--- begin ---
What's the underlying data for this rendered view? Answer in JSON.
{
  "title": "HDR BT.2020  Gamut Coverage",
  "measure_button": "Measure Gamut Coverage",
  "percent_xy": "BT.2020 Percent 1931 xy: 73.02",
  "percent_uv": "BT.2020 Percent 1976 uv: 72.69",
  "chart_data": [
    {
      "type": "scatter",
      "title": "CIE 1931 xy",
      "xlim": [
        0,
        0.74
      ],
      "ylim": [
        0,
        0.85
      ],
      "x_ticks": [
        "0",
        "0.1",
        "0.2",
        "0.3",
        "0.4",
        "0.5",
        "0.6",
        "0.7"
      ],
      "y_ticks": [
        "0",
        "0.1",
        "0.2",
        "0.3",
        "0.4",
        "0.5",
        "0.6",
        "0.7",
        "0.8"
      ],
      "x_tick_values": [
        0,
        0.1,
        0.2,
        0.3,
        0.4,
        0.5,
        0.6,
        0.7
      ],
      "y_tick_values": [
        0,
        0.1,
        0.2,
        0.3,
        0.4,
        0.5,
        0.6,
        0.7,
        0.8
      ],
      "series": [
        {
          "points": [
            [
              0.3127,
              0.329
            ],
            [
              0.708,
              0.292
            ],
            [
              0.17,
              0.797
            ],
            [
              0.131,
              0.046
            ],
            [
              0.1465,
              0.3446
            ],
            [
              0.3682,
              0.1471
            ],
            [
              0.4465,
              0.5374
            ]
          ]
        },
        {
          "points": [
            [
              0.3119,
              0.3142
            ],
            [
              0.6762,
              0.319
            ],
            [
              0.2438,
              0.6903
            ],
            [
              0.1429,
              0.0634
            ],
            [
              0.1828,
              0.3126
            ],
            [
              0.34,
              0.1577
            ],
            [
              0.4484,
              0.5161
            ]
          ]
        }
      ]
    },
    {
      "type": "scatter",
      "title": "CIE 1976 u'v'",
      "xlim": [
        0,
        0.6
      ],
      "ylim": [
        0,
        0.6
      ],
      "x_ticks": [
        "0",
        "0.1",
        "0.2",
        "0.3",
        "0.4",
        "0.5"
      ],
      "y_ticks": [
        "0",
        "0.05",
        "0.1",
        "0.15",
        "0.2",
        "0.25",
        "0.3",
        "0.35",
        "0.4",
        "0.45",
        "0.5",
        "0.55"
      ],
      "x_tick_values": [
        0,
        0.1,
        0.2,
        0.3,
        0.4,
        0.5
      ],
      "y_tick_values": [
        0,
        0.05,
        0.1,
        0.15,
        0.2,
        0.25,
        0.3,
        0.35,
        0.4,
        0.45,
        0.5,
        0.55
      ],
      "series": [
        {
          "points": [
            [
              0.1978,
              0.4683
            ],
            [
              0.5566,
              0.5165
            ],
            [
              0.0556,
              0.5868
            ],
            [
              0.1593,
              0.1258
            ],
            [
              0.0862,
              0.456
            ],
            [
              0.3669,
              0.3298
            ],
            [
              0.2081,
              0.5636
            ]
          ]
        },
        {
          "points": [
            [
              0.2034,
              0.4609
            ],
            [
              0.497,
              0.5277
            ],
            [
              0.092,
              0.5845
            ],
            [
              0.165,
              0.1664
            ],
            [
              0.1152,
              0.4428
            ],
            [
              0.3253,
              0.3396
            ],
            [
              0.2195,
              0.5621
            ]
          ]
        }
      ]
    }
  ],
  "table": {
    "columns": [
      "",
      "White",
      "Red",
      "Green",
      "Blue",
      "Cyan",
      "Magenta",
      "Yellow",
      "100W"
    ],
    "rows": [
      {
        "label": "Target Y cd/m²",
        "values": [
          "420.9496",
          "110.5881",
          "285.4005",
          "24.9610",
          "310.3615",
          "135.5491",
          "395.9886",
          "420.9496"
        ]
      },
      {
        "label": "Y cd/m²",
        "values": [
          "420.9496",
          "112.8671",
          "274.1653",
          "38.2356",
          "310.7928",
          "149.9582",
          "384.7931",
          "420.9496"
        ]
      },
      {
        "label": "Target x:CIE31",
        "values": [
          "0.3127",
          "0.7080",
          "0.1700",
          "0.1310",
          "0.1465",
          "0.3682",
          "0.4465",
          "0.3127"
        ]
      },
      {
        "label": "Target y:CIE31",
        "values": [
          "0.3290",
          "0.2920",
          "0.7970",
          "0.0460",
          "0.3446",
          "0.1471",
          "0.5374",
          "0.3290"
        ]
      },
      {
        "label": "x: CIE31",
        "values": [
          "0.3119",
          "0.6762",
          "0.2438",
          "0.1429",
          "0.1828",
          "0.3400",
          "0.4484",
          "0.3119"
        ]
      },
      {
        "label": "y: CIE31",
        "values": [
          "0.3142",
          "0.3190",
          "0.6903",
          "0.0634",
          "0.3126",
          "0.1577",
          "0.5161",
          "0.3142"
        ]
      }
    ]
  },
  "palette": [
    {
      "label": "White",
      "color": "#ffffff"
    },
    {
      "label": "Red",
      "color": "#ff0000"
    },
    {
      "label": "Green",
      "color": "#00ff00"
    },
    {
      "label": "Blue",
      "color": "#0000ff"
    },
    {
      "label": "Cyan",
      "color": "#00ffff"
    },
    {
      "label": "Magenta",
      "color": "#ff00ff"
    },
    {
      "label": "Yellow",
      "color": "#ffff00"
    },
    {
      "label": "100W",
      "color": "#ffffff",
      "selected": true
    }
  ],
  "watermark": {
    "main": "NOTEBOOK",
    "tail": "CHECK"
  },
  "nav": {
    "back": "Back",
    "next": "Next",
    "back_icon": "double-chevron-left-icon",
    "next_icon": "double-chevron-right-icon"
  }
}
--- end ---
[Task details] Restate each of the entries above verbatim.

[Exercise answer]
What's the underlying data for this rendered view? Answer in JSON.
{
  "title": "HDR BT.2020  Gamut Coverage",
  "measure_button": "Measure Gamut Coverage",
  "percent_xy": "BT.2020 Percent 1931 xy: 73.02",
  "percent_uv": "BT.2020 Percent 1976 uv: 72.69",
  "chart_data": [
    {
      "type": "scatter",
      "title": "CIE 1931 xy",
      "xlim": [
        0,
        0.74
      ],
      "ylim": [
        0,
        0.85
      ],
      "x_ticks": [
        "0",
        "0.1",
        "0.2",
        "0.3",
        "0.4",
        "0.5",
        "0.6",
        "0.7"
      ],
      "y_ticks": [
        "0",
        "0.1",
        "0.2",
        "0.3",
        "0.4",
        "0.5",
        "0.6",
        "0.7",
        "0.8"
      ],
      "x_tick_values": [
        0,
        0.1,
        0.2,
        0.3,
        0.4,
        0.5,
        0.6,
        0.7
      ],
      "y_tick_values": [
        0,
        0.1,
        0.2,
        0.3,
        0.4,
        0.5,
        0.6,
        0.7,
        0.8
      ],
      "series": [
        {
          "points": [
            [
              0.3127,
              0.329
            ],
            [
              0.708,
              0.292
            ],
            [
              0.17,
              0.797
            ],
            [
              0.131,
              0.046
            ],
            [
              0.1465,
              0.3446
            ],
            [
              0.3682,
              0.1471
            ],
            [
              0.4465,
              0.5374
            ]
          ]
        },
        {
          "points": [
            [
              0.3119,
              0.3142
            ],
            [
              0.6762,
              0.319
            ],
            [
              0.2438,
              0.6903
            ],
            [
              0.1429,
              0.0634
            ],
            [
              0.1828,
              0.3126
            ],
            [
              0.34,
              0.1577
            ],
            [
              0.4484,
              0.5161
            ]
          ]
        }
      ]
    },
    {
      "type": "scatter",
      "title": "CIE 1976 u'v'",
      "xlim": [
        0,
        0.6
      ],
      "ylim": [
        0,
        0.6
      ],
      "x_ticks": [
        "0",
        "0.1",
        "0.2",
        "0.3",
        "0.4",
        "0.5"
      ],
      "y_ticks": [
        "0",
        "0.05",
        "0.1",
        "0.15",
        "0.2",
        "0.25",
        "0.3",
        "0.35",
        "0.4",
        "0.45",
        "0.5",
        "0.55"
      ],
      "x_tick_values": [
        0,
        0.1,
        0.2,
        0.3,
        0.4,
        0.5
      ],
      "y_tick_values": [
        0,
        0.05,
        0.1,
        0.15,
        0.2,
        0.25,
        0.3,
        0.35,
        0.4,
        0.45,
        0.5,
        0.55
      ],
      "series": [
        {
          "points": [
            [
              0.1978,
              0.4683
            ],
            [
              0.5566,
              0.5165
            ],
            [
              0.0556,
              0.5868
            ],
            [
              0.1593,
              0.1258
            ],
            [
              0.0862,
              0.456
            ],
            [
              0.3669,
              0.3298
            ],
            [
              0.2081,
              0.5636
            ]
          ]
        },
        {
          "points": [
            [
              0.2034,
              0.4609
            ],
            [
              0.497,
              0.5277
            ],
            [
              0.092,
              0.5845
            ],
            [
              0.165,
              0.1664
            ],
            [
              0.1152,
              0.4428
            ],
            [
              0.3253,
              0.3396
            ],
            [
              0.2195,
              0.5621
            ]
          ]
        }
      ]
    }
  ],
  "table": {
    "columns": [
      "",
      "White",
      "Red",
      "Green",
      "Blue",
      "Cyan",
      "Magenta",
      "Yellow",
      "100W"
    ],
    "rows": [
      {
        "label": "Target Y cd/m²",
        "values": [
          "420.9496",
          "110.5881",
          "285.4005",
          "24.9610",
          "310.3615",
          "135.5491",
          "395.9886",
          "420.9496"
        ]
      },
      {
        "label": "Y cd/m²",
        "values": [
          "420.9496",
          "112.8671",
          "274.1653",
          "38.2356",
          "310.7928",
          "149.9582",
          "384.7931",
          "420.9496"
        ]
      },
      {
        "label": "Target x:CIE31",
        "values": [
          "0.3127",
          "0.7080",
          "0.1700",
          "0.1310",
          "0.1465",
          "0.3682",
          "0.4465",
          "0.3127"
        ]
      },
      {
        "label": "Target y:CIE31",
        "values": [
          "0.3290",
          "0.2920",
          "0.7970",
          "0.0460",
          "0.3446",
          "0.1471",
          "0.5374",
          "0.3290"
        ]
      },
      {
        "label": "x: CIE31",
        "values": [
          "0.3119",
          "0.6762",
          "0.2438",
          "0.1429",
          "0.1828",
          "0.3400",
          "0.4484",
          "0.3119"
        ]
      },
      {
        "label": "y: CIE31",
        "values": [
          "0.3142",
          "0.3190",
          "0.6903",
          "0.0634",
          "0.3126",
          "0.1577",
          "0.5161",
          "0.3142"
        ]
      }
    ]
  },
  "palette": [
    {
      "label": "White",
      "color": "#ffffff"
    },
    {
      "label": "Red",
      "color": "#ff0000"
    },
    {
      "label": "Green",
      "color": "#00ff00"
    },
    {
      "label": "Blue",
      "color": "#0000ff"
    },
    {
      "label": "Cyan",
      "color": "#00ffff"
    },
    {
      "label": "Magenta",
      "color": "#ff00ff"
    },
    {
      "label": "Yellow",
      "color": "#ffff00"
    },
    {
      "label": "100W",
      "color": "#ffffff",
      "selected": true
    }
  ],
  "watermark": {
    "main": "NOTEBOOK",
    "tail": "CHECK"
  },
  "nav": {
    "back": "Back",
    "next": "Next",
    "back_icon": "double-chevron-left-icon",
    "next_icon": "double-chevron-right-icon"
  }
}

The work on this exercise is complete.